# Task:
Leave out the pictures and repeat everything else in the records exactly.

## begin Listed records

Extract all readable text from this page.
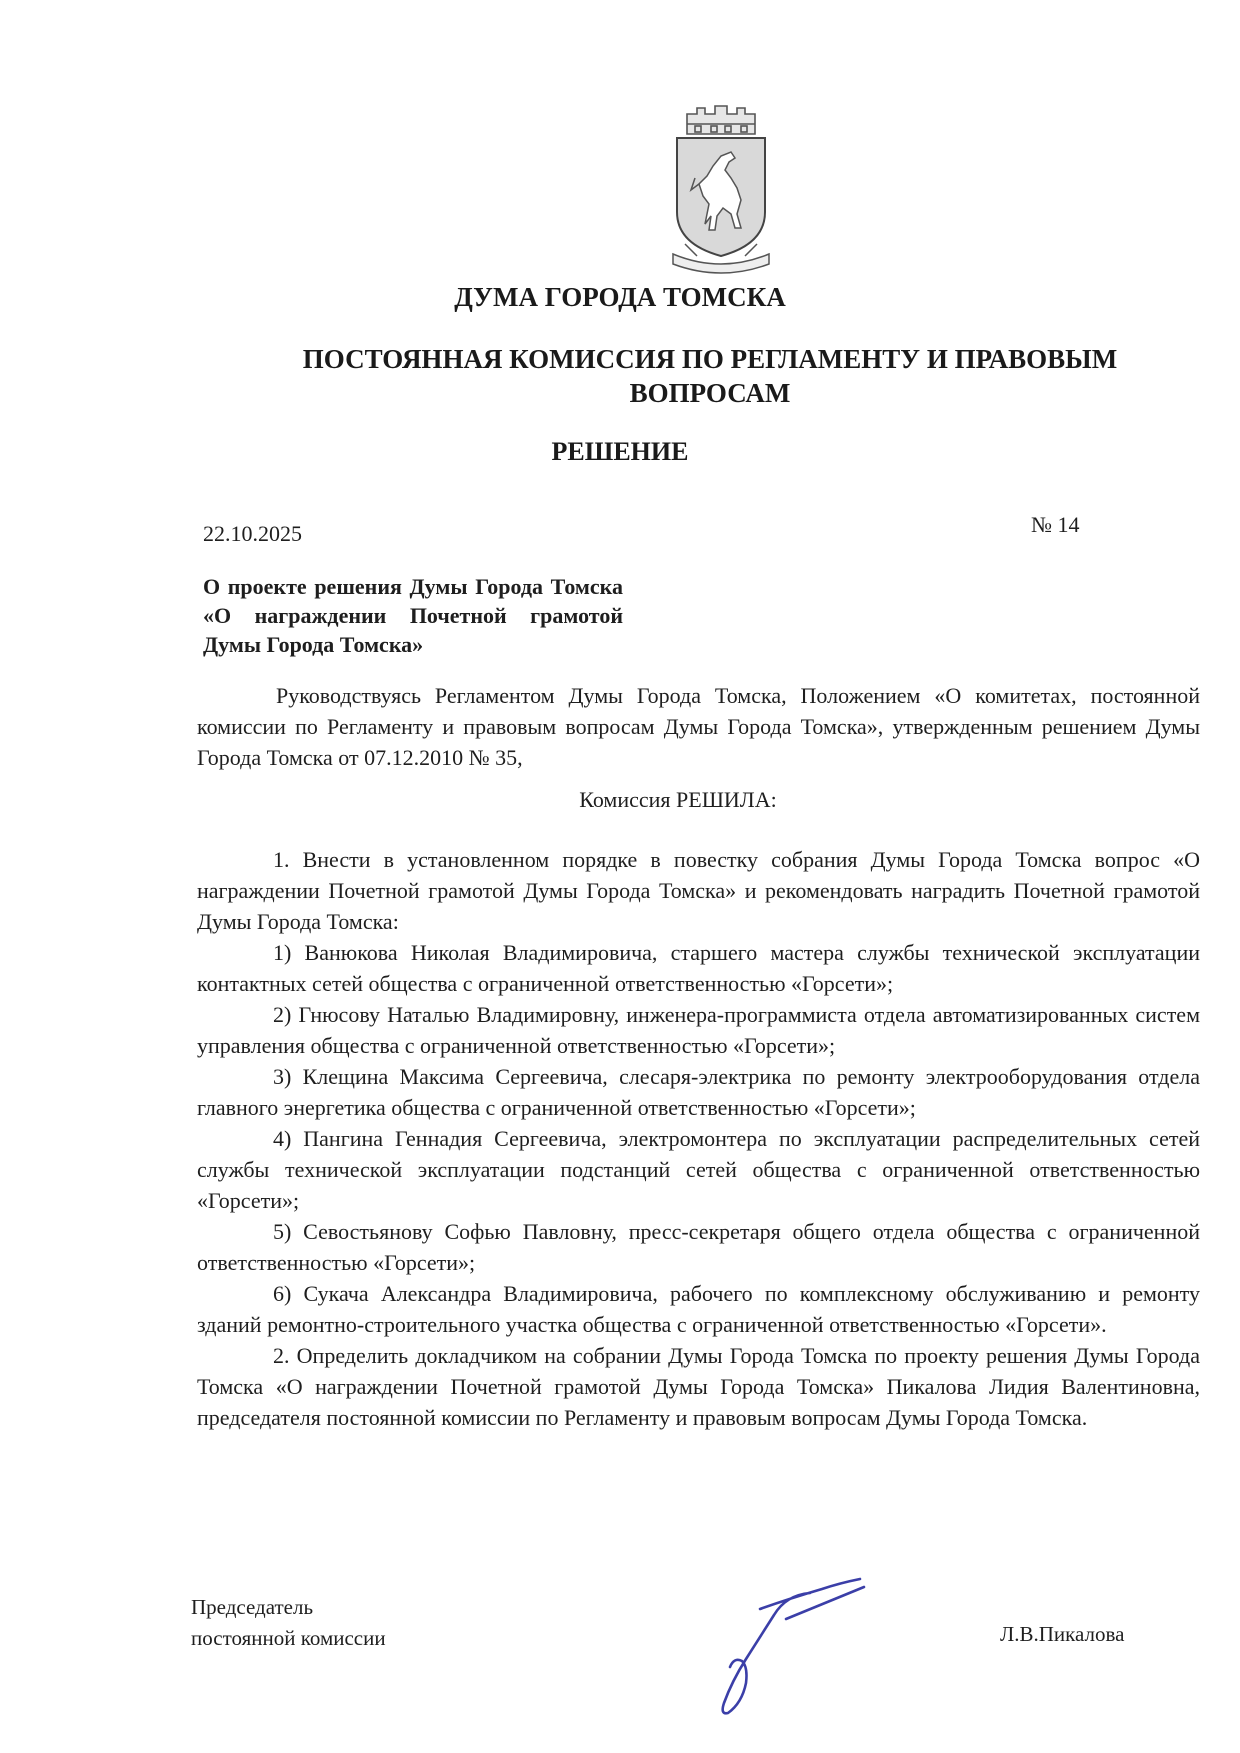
ДУМА ГОРОДА ТОМСКА
ПОСТОЯННАЯ КОМИССИЯ ПО РЕГЛАМЕНТУ И ПРАВОВЫМ ВОПРОСАМ
РЕШЕНИЕ
22.10.2025	№ 14
О проекте решения Думы Города Томска «О награждении Почетной грамотой Думы Города Томска»
Руководствуясь Регламентом Думы Города Томска, Положением «О комитетах, постоянной комиссии по Регламенту и правовым вопросам Думы Города Томска», утвержденным решением Думы Города Томска от 07.12.2010 № 35,
Комиссия РЕШИЛА:
1. Внести в установленном порядке в повестку собрания Думы Города Томска вопрос «О награждении Почетной грамотой Думы Города Томска» и рекомендовать наградить Почетной грамотой Думы Города Томска:
1) Ванюкова Николая Владимировича, старшего мастера службы технической эксплуатации контактных сетей общества с ограниченной ответственностью «Горсети»;
2) Гнюсову Наталью Владимировну, инженера-программиста отдела автоматизированных систем управления общества с ограниченной ответственностью «Горсети»;
3) Клещина Максима Сергеевича, слесаря-электрика по ремонту электрооборудования отдела главного энергетика общества с ограниченной ответственностью «Горсети»;
4) Пангина Геннадия Сергеевича, электромонтера по эксплуатации распределительных сетей службы технической эксплуатации подстанций сетей общества с ограниченной ответственностью «Горсети»;
5) Севостьянову Софью Павловну, пресс-секретаря общего отдела общества с ограниченной ответственностью «Горсети»;
6) Сукача Александра Владимировича, рабочего по комплексному обслуживанию и ремонту зданий ремонтно-строительного участка общества с ограниченной ответственностью «Горсети».
2. Определить докладчиком на собрании Думы Города Томска по проекту решения Думы Города Томска «О награждении Почетной грамотой Думы Города Томска» Пикалова Лидия Валентиновна, председателя постоянной комиссии по Регламенту и правовым вопросам Думы Города Томска.
Председатель
постоянной комиссии	Л.В.Пикалова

## end Listed records

# Result of this exercise:
Extract all readable text from this page.
ДУМА ГОРОДА ТОМСКА
ПОСТОЯННАЯ КОМИССИЯ ПО РЕГЛАМЕНТУ И ПРАВОВЫМ ВОПРОСАМ
РЕШЕНИЕ
22.10.2025	№ 14
О проекте решения Думы Города Томска «О награждении Почетной грамотой Думы Города Томска»
Руководствуясь Регламентом Думы Города Томска, Положением «О комитетах, постоянной комиссии по Регламенту и правовым вопросам Думы Города Томска», утвержденным решением Думы Города Томска от 07.12.2010 № 35,
Комиссия РЕШИЛА:
1. Внести в установленном порядке в повестку собрания Думы Города Томска вопрос «О награждении Почетной грамотой Думы Города Томска» и рекомендовать наградить Почетной грамотой Думы Города Томска:
1) Ванюкова Николая Владимировича, старшего мастера службы технической эксплуатации контактных сетей общества с ограниченной ответственностью «Горсети»;
2) Гнюсову Наталью Владимировну, инженера-программиста отдела автоматизированных систем управления общества с ограниченной ответственностью «Горсети»;
3) Клещина Максима Сергеевича, слесаря-электрика по ремонту электрооборудования отдела главного энергетика общества с ограниченной ответственностью «Горсети»;
4) Пангина Геннадия Сергеевича, электромонтера по эксплуатации распределительных сетей службы технической эксплуатации подстанций сетей общества с ограниченной ответственностью «Горсети»;
5) Севостьянову Софью Павловну, пресс-секретаря общего отдела общества с ограниченной ответственностью «Горсети»;
6) Сукача Александра Владимировича, рабочего по комплексному обслуживанию и ремонту зданий ремонтно-строительного участка общества с ограниченной ответственностью «Горсети».
2. Определить докладчиком на собрании Думы Города Томска по проекту решения Думы Города Томска «О награждении Почетной грамотой Думы Города Томска» Пикалова Лидия Валентиновна, председателя постоянной комиссии по Регламенту и правовым вопросам Думы Города Томска.
Председатель
постоянной комиссии	Л.В.Пикалова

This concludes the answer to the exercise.